• _TO BE DONE_: All of the material below is to be returned exactly.

• _DATA EXCERPTS_:
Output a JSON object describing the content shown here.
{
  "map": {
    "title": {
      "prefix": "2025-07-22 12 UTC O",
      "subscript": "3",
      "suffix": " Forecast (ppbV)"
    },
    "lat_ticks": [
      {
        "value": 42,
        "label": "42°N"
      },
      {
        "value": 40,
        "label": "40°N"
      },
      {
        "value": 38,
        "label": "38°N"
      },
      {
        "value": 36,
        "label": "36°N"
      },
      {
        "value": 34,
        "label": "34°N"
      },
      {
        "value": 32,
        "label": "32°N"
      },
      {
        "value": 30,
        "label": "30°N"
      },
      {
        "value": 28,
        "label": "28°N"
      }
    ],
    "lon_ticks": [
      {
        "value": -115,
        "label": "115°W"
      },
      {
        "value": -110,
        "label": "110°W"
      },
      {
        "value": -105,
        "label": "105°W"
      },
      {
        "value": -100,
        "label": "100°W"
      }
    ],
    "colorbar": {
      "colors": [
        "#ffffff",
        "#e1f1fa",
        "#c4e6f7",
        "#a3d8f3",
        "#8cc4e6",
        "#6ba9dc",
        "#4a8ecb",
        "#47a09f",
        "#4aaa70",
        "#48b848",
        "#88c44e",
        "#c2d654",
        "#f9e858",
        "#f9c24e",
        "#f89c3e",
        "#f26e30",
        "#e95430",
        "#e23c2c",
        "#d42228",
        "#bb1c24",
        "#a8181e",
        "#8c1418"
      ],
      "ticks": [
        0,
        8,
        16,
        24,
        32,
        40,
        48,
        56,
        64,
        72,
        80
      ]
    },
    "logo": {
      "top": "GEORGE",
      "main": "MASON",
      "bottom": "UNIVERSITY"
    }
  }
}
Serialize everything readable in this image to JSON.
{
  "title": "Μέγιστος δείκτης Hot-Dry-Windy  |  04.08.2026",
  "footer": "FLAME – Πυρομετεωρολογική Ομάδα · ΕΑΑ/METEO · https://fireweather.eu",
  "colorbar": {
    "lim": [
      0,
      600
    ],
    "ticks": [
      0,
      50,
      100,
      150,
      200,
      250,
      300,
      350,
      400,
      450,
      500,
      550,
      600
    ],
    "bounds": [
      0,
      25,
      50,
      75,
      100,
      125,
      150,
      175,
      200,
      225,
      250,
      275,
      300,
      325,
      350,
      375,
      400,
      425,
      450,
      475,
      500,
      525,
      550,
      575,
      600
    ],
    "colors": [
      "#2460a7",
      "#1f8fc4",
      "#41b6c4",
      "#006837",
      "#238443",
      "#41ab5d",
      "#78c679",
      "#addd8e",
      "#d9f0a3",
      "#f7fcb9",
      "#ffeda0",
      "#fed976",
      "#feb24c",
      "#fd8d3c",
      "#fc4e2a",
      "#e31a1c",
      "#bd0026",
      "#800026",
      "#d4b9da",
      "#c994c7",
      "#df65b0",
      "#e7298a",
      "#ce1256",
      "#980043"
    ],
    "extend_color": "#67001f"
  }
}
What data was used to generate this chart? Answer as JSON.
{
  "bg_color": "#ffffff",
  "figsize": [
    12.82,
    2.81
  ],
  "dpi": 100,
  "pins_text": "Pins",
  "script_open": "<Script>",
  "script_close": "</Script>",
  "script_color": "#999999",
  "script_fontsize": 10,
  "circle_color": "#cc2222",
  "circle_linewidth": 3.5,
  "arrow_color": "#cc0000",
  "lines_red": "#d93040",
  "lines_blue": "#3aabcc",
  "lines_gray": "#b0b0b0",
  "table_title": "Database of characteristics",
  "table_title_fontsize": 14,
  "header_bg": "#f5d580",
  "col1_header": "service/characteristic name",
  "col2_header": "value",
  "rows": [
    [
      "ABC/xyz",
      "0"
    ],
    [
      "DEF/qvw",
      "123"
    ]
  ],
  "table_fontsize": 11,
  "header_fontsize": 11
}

• _THE REPLY_:
Output a JSON object describing the content shown here.
{
  "map": {
    "title": {
      "prefix": "2025-07-22 12 UTC O",
      "subscript": "3",
      "suffix": " Forecast (ppbV)"
    },
    "lat_ticks": [
      {
        "value": 42,
        "label": "42°N"
      },
      {
        "value": 40,
        "label": "40°N"
      },
      {
        "value": 38,
        "label": "38°N"
      },
      {
        "value": 36,
        "label": "36°N"
      },
      {
        "value": 34,
        "label": "34°N"
      },
      {
        "value": 32,
        "label": "32°N"
      },
      {
        "value": 30,
        "label": "30°N"
      },
      {
        "value": 28,
        "label": "28°N"
      }
    ],
    "lon_ticks": [
      {
        "value": -115,
        "label": "115°W"
      },
      {
        "value": -110,
        "label": "110°W"
      },
      {
        "value": -105,
        "label": "105°W"
      },
      {
        "value": -100,
        "label": "100°W"
      }
    ],
    "colorbar": {
      "colors": [
        "#ffffff",
        "#e1f1fa",
        "#c4e6f7",
        "#a3d8f3",
        "#8cc4e6",
        "#6ba9dc",
        "#4a8ecb",
        "#47a09f",
        "#4aaa70",
        "#48b848",
        "#88c44e",
        "#c2d654",
        "#f9e858",
        "#f9c24e",
        "#f89c3e",
        "#f26e30",
        "#e95430",
        "#e23c2c",
        "#d42228",
        "#bb1c24",
        "#a8181e",
        "#8c1418"
      ],
      "ticks": [
        0,
        8,
        16,
        24,
        32,
        40,
        48,
        56,
        64,
        72,
        80
      ]
    },
    "logo": {
      "top": "GEORGE",
      "main": "MASON",
      "bottom": "UNIVERSITY"
    }
  }
}
Serialize everything readable in this image to JSON.
{
  "title": "Μέγιστος δείκτης Hot-Dry-Windy  |  04.08.2026",
  "footer": "FLAME – Πυρομετεωρολογική Ομάδα · ΕΑΑ/METEO · https://fireweather.eu",
  "colorbar": {
    "lim": [
      0,
      600
    ],
    "ticks": [
      0,
      50,
      100,
      150,
      200,
      250,
      300,
      350,
      400,
      450,
      500,
      550,
      600
    ],
    "bounds": [
      0,
      25,
      50,
      75,
      100,
      125,
      150,
      175,
      200,
      225,
      250,
      275,
      300,
      325,
      350,
      375,
      400,
      425,
      450,
      475,
      500,
      525,
      550,
      575,
      600
    ],
    "colors": [
      "#2460a7",
      "#1f8fc4",
      "#41b6c4",
      "#006837",
      "#238443",
      "#41ab5d",
      "#78c679",
      "#addd8e",
      "#d9f0a3",
      "#f7fcb9",
      "#ffeda0",
      "#fed976",
      "#feb24c",
      "#fd8d3c",
      "#fc4e2a",
      "#e31a1c",
      "#bd0026",
      "#800026",
      "#d4b9da",
      "#c994c7",
      "#df65b0",
      "#e7298a",
      "#ce1256",
      "#980043"
    ],
    "extend_color": "#67001f"
  }
}
What data was used to generate this chart? Answer as JSON.
{
  "bg_color": "#ffffff",
  "figsize": [
    12.82,
    2.81
  ],
  "dpi": 100,
  "pins_text": "Pins",
  "script_open": "<Script>",
  "script_close": "</Script>",
  "script_color": "#999999",
  "script_fontsize": 10,
  "circle_color": "#cc2222",
  "circle_linewidth": 3.5,
  "arrow_color": "#cc0000",
  "lines_red": "#d93040",
  "lines_blue": "#3aabcc",
  "lines_gray": "#b0b0b0",
  "table_title": "Database of characteristics",
  "table_title_fontsize": 14,
  "header_bg": "#f5d580",
  "col1_header": "service/characteristic name",
  "col2_header": "value",
  "rows": [
    [
      "ABC/xyz",
      "0"
    ],
    [
      "DEF/qvw",
      "123"
    ]
  ],
  "table_fontsize": 11,
  "header_fontsize": 11
}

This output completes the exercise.